[EXTRACTED TEXT]

In SF, we are free (as we should be) to engage in gay sex, to have abortions, to smoke pot, etc. Why can't we also be free to use AirBnB, and rent a room if we want to. It's own own place. We're not interfering with anyone else. If a teacher or single mom, or Muni worker decides that they want to rent out a room through AirBnB to pick up a bit of extra money, they why should we not be able to? If someone doesn't like the service, the solution is simple: don't use it. But that should never give others the right to ban it ... no more than religious nuts can ban gay sex or abortion because they don't like it. Everyone should just mind their own business, and leave everyone else alone.

Posted by Guest on May. 20, 2014 @ 9:13 pm

Why should hotels pay tax if other people using land as hotel don't , and AirBnb takes helps landlords circumvent rent control.

Posted by Guest on May. 22, 2014 @ 4:48 am
Posted by Guest on May. 22, 2014 @ 7:07 am

If you are sharing your home with someone for money then it could be construed as a hotel, same as if you are sharing a room with the Hyatt for money..

Posted by sharing for money isn't sharing on May. 22, 2014 @ 5:36 pm

Note as well the boldly facetious concernery.

Posted by lillipublicans on May. 22, 2014 @ 7:05 am

arbitrary nature of SFBG opinions

Posted by Guest on May. 22, 2014 @ 7:47 am

Jason Grant Garza here ... techies are NOT part of the Status Quo Seeking Law Enforcement? Wouldn't they want the LAWS enforced that have NOT been over the last two years? What laws, what representation, what enforcement ? How does the old saying go ... first they came for ....

Shared economy ... is that like common good? Is it in the common good for LAWS to to be enforced? What about the distract of divide and conquer ??? Maybe look over here and NOT over here ? Isn't the oath to uphold the LAW? Common Good, Status Quo / Shared Economy ???? Would that be like big companies taking public research and making money? Or maybe "teaming" with city agencies to later charge or how about the favorite "too big to fail?" Am I the only one sharing the pain at the deception? Sorry, I guess that was MY status quo interest. Common good does not involve charging you for EVERYTHING .... didn't our forefathers pay anything ??? Oh that is SOCIAL CONTRACT and that involves again common good. Well I guess Snowden showed us how important social contracts. laws and enforcement were.

[RECORD EXCERPTS]
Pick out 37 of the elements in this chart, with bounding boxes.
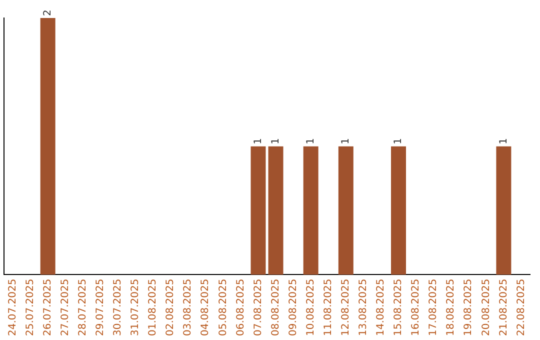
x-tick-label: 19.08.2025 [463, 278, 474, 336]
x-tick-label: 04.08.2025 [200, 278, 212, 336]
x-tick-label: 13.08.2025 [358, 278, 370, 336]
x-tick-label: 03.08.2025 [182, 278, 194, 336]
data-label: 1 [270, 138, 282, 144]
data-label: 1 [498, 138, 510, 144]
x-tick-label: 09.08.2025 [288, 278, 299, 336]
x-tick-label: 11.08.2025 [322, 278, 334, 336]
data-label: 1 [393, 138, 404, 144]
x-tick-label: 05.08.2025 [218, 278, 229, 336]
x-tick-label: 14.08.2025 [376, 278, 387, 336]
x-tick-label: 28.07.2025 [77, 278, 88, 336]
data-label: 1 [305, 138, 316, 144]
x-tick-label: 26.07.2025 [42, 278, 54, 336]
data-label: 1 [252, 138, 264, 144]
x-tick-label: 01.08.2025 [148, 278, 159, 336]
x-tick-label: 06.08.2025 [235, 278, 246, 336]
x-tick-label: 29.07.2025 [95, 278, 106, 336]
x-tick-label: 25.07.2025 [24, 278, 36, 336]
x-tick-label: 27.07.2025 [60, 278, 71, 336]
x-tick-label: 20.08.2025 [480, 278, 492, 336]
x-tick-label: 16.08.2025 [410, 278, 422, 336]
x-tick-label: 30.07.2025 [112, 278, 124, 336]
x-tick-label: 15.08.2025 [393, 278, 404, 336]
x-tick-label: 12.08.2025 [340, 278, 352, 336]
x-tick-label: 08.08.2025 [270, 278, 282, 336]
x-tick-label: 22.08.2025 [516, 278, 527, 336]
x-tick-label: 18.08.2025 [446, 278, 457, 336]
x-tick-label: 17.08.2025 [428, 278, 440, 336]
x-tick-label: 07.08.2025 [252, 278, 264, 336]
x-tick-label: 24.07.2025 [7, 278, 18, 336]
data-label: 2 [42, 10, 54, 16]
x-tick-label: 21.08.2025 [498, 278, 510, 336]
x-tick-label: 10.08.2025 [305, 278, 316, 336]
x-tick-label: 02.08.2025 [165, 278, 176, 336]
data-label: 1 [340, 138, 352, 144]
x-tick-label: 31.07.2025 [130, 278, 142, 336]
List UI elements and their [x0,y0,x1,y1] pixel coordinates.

[BRIEF]
Answer these about the comment thread:
(a) In the first comment, what simple solution is offered to someone who doesn't like the service?
(b) What does the comment beginning "Why should hotels pay tax" say AirBnb helps landlords circumvent?
(c) Under what name was the comment "Note as well the boldly facetious concernery." posted?

[RESPONSE]
(a) Don't use it.
(b) Rent control.
(c) lillipublicans